[Start]
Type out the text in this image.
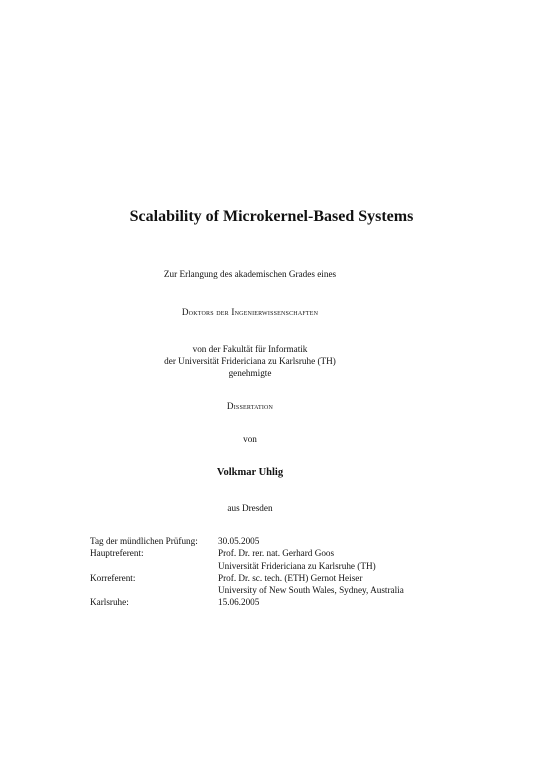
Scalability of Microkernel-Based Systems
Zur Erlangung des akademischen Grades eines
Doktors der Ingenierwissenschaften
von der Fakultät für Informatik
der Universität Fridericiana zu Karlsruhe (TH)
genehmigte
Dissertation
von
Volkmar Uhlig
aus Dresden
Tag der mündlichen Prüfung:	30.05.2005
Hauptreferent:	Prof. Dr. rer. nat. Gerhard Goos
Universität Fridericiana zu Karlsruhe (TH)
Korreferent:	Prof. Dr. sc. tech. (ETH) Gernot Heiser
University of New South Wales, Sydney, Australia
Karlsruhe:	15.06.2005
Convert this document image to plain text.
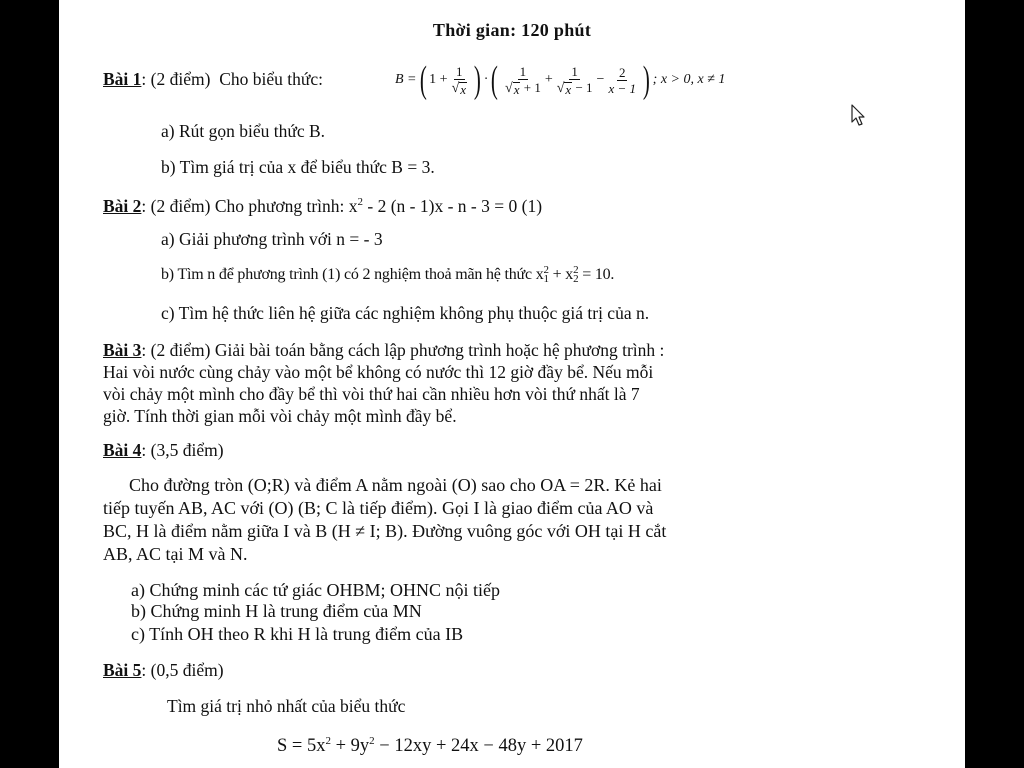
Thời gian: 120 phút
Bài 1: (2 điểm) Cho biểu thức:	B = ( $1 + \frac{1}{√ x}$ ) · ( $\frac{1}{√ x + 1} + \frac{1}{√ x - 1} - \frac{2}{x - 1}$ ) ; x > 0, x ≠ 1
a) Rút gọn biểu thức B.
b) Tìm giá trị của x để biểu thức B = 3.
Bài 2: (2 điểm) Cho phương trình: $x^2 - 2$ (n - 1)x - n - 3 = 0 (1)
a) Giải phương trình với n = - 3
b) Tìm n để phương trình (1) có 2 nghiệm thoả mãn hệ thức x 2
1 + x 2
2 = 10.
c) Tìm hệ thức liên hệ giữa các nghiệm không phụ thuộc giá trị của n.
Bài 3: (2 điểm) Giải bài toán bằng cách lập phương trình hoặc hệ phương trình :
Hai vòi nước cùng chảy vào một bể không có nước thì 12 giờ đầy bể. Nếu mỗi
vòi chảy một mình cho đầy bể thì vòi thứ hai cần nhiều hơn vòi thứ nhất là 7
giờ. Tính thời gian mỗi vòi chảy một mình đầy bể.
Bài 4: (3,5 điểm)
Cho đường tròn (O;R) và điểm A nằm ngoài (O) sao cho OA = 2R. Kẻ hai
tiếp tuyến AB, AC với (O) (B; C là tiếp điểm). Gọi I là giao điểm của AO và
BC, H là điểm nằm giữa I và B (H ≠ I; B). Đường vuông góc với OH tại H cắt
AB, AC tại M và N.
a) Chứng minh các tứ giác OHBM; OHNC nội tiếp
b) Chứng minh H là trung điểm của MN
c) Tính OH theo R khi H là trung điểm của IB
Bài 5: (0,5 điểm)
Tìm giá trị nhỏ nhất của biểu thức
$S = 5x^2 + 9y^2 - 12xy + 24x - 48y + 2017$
[End]
[Start]
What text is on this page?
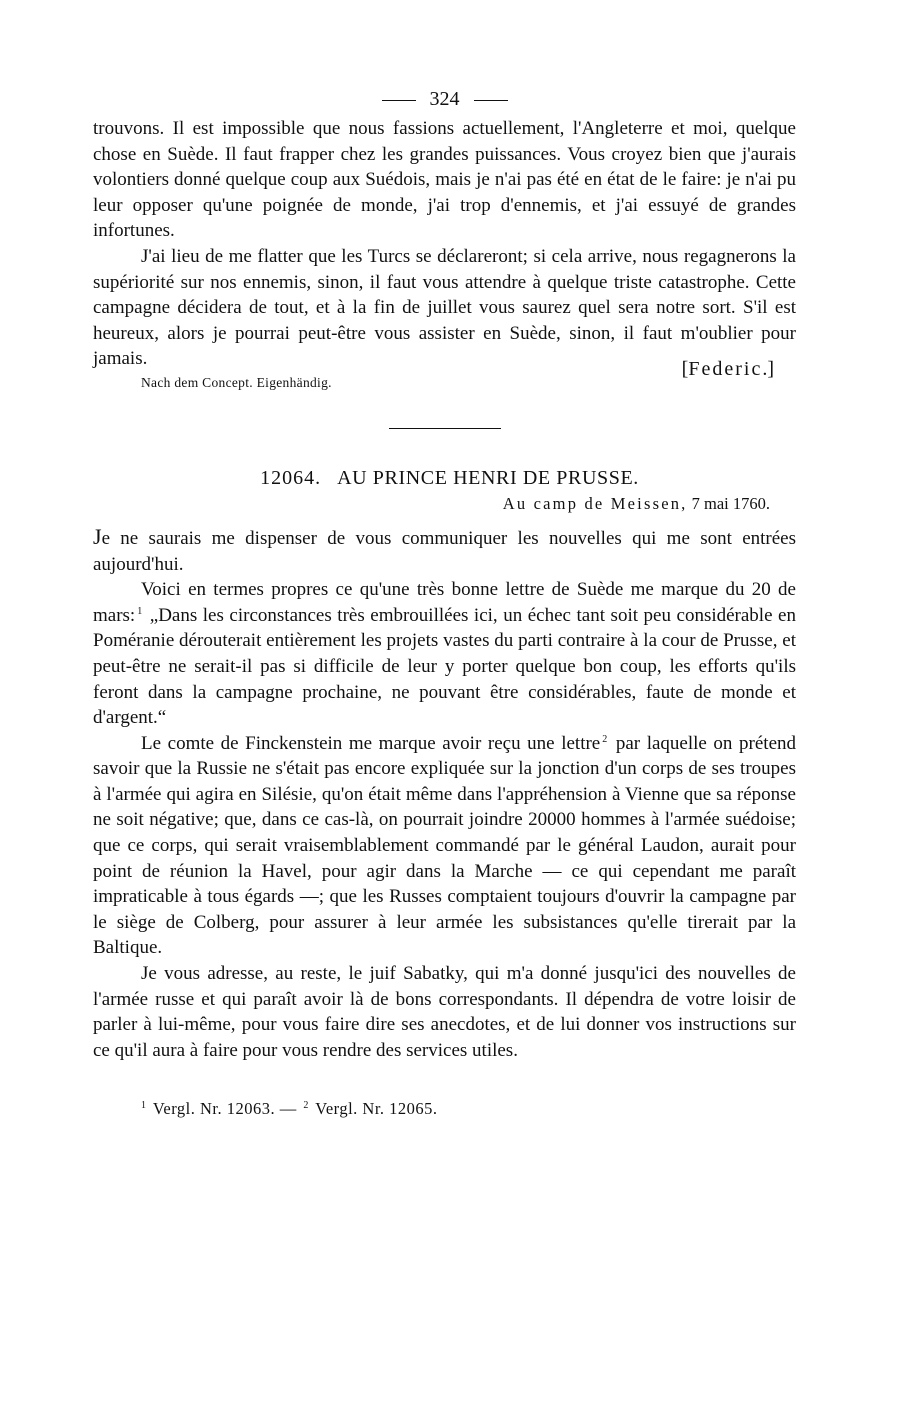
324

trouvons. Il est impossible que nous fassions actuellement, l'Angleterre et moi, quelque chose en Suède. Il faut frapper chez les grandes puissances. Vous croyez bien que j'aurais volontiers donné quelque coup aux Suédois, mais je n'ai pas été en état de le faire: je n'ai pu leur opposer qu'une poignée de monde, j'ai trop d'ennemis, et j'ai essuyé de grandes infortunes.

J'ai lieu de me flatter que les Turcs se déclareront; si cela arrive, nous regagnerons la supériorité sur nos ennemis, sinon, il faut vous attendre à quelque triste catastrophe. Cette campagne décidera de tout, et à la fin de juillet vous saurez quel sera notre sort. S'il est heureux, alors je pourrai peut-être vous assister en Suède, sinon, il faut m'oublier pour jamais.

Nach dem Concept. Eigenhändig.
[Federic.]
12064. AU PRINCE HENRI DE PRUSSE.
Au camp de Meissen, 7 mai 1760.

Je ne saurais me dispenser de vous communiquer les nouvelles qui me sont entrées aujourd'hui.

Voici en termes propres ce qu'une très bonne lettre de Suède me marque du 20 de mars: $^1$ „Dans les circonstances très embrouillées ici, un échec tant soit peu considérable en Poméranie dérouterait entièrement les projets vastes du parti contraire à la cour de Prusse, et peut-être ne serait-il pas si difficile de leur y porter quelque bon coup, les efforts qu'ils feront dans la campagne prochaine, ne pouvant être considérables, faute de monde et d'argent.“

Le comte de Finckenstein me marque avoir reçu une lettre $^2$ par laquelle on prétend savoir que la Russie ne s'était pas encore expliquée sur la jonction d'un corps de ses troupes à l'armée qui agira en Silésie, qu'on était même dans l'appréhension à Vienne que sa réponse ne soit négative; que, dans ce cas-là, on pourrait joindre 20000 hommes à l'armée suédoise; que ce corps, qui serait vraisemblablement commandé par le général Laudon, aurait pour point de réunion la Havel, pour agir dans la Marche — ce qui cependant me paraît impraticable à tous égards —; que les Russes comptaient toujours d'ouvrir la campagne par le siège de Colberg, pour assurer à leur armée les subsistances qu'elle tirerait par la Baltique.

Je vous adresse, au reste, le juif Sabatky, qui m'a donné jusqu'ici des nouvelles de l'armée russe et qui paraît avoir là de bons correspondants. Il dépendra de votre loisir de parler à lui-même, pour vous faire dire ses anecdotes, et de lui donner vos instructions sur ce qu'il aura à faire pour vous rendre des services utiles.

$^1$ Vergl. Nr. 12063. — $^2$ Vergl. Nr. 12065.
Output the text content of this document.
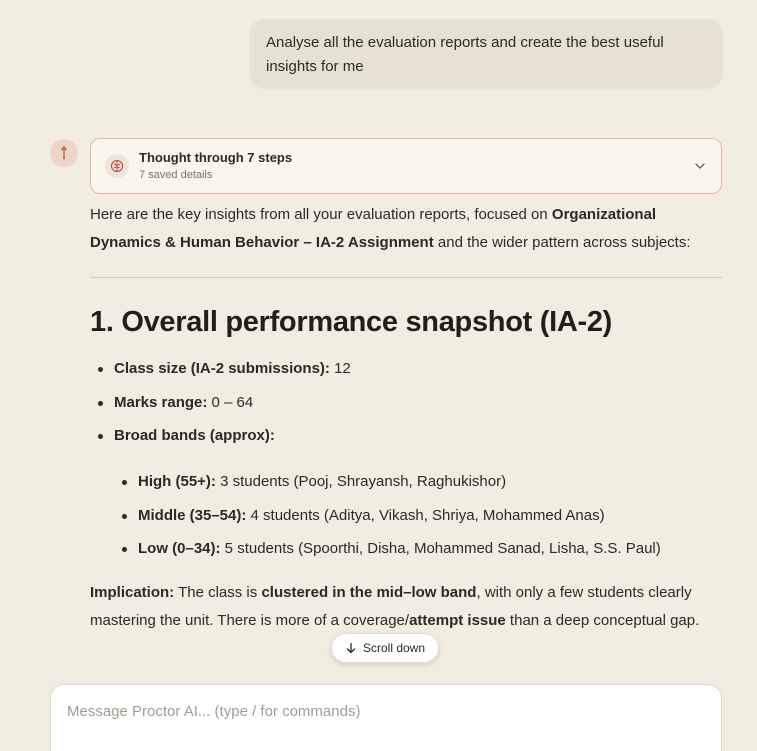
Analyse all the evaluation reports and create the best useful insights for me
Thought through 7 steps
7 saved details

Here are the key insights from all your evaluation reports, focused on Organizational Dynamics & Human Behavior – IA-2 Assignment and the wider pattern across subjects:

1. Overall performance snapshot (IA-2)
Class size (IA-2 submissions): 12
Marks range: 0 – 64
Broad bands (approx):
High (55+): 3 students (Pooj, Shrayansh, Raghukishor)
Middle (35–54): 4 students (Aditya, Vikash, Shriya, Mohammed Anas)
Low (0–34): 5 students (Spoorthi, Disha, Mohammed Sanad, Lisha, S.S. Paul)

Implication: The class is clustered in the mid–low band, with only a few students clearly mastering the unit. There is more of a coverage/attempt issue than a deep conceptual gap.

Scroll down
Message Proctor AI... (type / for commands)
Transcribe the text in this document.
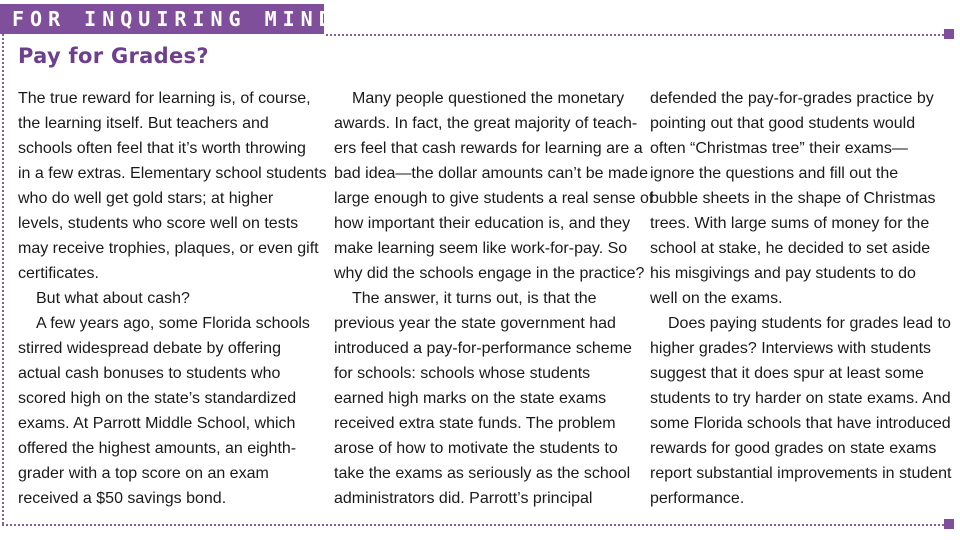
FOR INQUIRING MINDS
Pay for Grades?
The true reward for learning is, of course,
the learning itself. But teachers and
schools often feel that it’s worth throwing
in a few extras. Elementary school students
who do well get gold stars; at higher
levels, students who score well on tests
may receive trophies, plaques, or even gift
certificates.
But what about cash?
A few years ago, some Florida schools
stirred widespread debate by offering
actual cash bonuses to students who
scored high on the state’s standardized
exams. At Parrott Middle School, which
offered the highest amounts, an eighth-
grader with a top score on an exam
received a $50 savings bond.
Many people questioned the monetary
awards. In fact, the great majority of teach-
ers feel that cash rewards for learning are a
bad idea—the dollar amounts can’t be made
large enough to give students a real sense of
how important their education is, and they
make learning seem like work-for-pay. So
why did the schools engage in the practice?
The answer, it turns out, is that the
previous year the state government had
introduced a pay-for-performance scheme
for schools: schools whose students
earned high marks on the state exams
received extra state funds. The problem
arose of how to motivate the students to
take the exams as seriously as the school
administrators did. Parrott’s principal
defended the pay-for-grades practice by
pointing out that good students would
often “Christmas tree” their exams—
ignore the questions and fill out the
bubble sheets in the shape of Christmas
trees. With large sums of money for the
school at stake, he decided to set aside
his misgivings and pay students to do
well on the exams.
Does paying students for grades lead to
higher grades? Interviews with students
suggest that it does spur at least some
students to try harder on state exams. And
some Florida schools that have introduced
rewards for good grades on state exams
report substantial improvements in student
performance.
[End]
[Start]
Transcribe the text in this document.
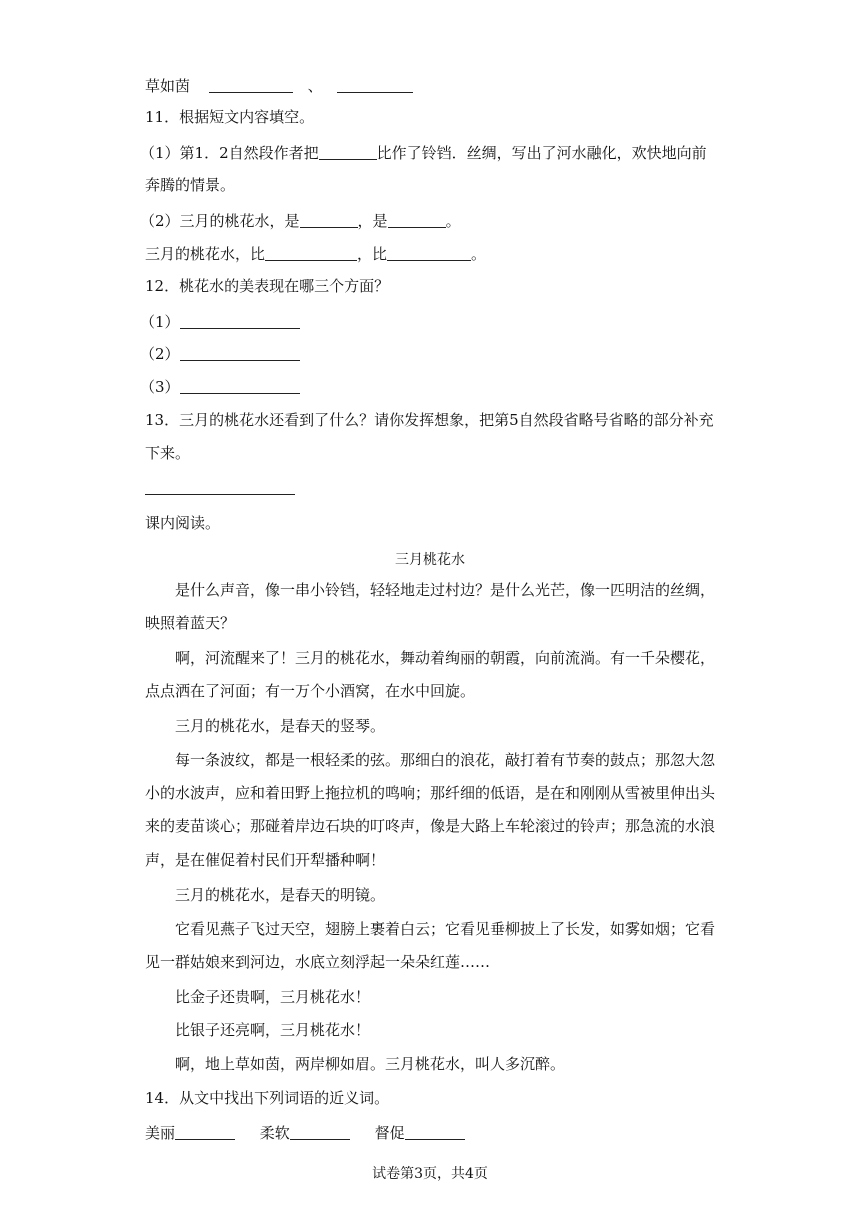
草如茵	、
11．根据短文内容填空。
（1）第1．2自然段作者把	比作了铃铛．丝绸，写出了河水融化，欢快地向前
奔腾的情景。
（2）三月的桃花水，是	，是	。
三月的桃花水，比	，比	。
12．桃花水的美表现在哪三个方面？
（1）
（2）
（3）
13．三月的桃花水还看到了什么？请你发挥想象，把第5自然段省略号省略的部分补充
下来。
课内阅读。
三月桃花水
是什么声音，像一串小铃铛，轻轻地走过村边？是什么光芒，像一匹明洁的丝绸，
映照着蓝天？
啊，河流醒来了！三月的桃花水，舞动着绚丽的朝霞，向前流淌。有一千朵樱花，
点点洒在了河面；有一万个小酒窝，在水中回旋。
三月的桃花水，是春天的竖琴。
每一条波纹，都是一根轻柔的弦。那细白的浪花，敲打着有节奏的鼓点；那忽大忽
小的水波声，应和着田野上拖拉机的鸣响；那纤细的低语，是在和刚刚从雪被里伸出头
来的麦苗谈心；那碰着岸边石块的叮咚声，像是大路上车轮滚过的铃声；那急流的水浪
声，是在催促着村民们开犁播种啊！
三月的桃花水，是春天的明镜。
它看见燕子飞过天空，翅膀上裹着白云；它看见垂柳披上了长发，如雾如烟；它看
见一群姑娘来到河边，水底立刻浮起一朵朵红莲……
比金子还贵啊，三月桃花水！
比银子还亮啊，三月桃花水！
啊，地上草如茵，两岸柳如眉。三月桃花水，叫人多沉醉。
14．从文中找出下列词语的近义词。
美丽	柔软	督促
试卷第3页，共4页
[End]
Scan the data for the word "Parrott" and copy every line where it shows up.

exams. At Parrott Middle School, which
administrators did. Parrott’s principal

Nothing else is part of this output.